Write out all of the lines below, exactly and completely.
····················
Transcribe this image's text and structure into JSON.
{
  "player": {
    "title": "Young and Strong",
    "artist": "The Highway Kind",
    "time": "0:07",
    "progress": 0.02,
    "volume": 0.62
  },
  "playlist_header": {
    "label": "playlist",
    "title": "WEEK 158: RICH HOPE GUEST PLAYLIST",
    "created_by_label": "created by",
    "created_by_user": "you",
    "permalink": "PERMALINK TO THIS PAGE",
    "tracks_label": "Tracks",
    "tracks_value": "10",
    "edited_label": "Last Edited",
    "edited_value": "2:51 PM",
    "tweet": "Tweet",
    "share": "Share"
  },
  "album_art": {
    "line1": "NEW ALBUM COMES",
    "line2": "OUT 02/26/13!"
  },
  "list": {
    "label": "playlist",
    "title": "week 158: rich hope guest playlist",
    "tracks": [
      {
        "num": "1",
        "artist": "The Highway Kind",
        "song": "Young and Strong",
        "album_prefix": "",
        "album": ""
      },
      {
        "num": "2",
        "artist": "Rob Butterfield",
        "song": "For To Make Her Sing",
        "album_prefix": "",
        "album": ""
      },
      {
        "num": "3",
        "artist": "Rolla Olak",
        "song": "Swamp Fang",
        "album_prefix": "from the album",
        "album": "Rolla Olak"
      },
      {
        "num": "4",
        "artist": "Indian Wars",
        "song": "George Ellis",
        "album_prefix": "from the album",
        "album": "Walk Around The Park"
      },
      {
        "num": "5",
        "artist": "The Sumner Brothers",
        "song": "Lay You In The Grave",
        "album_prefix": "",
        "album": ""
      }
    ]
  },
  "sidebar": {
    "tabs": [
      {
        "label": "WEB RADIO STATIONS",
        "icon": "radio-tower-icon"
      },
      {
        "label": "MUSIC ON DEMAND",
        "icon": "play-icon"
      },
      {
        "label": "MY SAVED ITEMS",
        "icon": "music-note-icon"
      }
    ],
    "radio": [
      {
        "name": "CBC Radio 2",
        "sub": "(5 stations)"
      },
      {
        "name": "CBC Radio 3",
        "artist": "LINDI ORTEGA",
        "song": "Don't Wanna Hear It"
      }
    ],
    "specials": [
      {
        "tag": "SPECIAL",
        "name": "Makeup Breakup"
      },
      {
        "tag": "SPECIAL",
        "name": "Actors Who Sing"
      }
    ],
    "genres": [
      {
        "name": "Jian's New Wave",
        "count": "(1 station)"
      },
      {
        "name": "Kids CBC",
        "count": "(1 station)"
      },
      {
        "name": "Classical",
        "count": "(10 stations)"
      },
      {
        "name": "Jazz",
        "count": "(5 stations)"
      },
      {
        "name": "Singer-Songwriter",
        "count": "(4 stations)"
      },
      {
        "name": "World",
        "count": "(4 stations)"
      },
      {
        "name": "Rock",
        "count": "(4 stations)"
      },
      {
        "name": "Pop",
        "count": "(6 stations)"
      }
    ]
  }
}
····················
> Solution to this exercise:
Transcribe this image's text and structure into JSON.
{
  "player": {
    "title": "Young and Strong",
    "artist": "The Highway Kind",
    "time": "0:07",
    "progress": 0.02,
    "volume": 0.62
  },
  "playlist_header": {
    "label": "playlist",
    "title": "WEEK 158: RICH HOPE GUEST PLAYLIST",
    "created_by_label": "created by",
    "created_by_user": "you",
    "permalink": "PERMALINK TO THIS PAGE",
    "tracks_label": "Tracks",
    "tracks_value": "10",
    "edited_label": "Last Edited",
    "edited_value": "2:51 PM",
    "tweet": "Tweet",
    "share": "Share"
  },
  "album_art": {
    "line1": "NEW ALBUM COMES",
    "line2": "OUT 02/26/13!"
  },
  "list": {
    "label": "playlist",
    "title": "week 158: rich hope guest playlist",
    "tracks": [
      {
        "num": "1",
        "artist": "The Highway Kind",
        "song": "Young and Strong",
        "album_prefix": "",
        "album": ""
      },
      {
        "num": "2",
        "artist": "Rob Butterfield",
        "song": "For To Make Her Sing",
        "album_prefix": "",
        "album": ""
      },
      {
        "num": "3",
        "artist": "Rolla Olak",
        "song": "Swamp Fang",
        "album_prefix": "from the album",
        "album": "Rolla Olak"
      },
      {
        "num": "4",
        "artist": "Indian Wars",
        "song": "George Ellis",
        "album_prefix": "from the album",
        "album": "Walk Around The Park"
      },
      {
        "num": "5",
        "artist": "The Sumner Brothers",
        "song": "Lay You In The Grave",
        "album_prefix": "",
        "album": ""
      }
    ]
  },
  "sidebar": {
    "tabs": [
      {
        "label": "WEB RADIO STATIONS",
        "icon": "radio-tower-icon"
      },
      {
        "label": "MUSIC ON DEMAND",
        "icon": "play-icon"
      },
      {
        "label": "MY SAVED ITEMS",
        "icon": "music-note-icon"
      }
    ],
    "radio": [
      {
        "name": "CBC Radio 2",
        "sub": "(5 stations)"
      },
      {
        "name": "CBC Radio 3",
        "artist": "LINDI ORTEGA",
        "song": "Don't Wanna Hear It"
      }
    ],
    "specials": [
      {
        "tag": "SPECIAL",
        "name": "Makeup Breakup"
      },
      {
        "tag": "SPECIAL",
        "name": "Actors Who Sing"
      }
    ],
    "genres": [
      {
        "name": "Jian's New Wave",
        "count": "(1 station)"
      },
      {
        "name": "Kids CBC",
        "count": "(1 station)"
      },
      {
        "name": "Classical",
        "count": "(10 stations)"
      },
      {
        "name": "Jazz",
        "count": "(5 stations)"
      },
      {
        "name": "Singer-Songwriter",
        "count": "(4 stations)"
      },
      {
        "name": "World",
        "count": "(4 stations)"
      },
      {
        "name": "Rock",
        "count": "(4 stations)"
      },
      {
        "name": "Pop",
        "count": "(6 stations)"
      }
    ]
  }
}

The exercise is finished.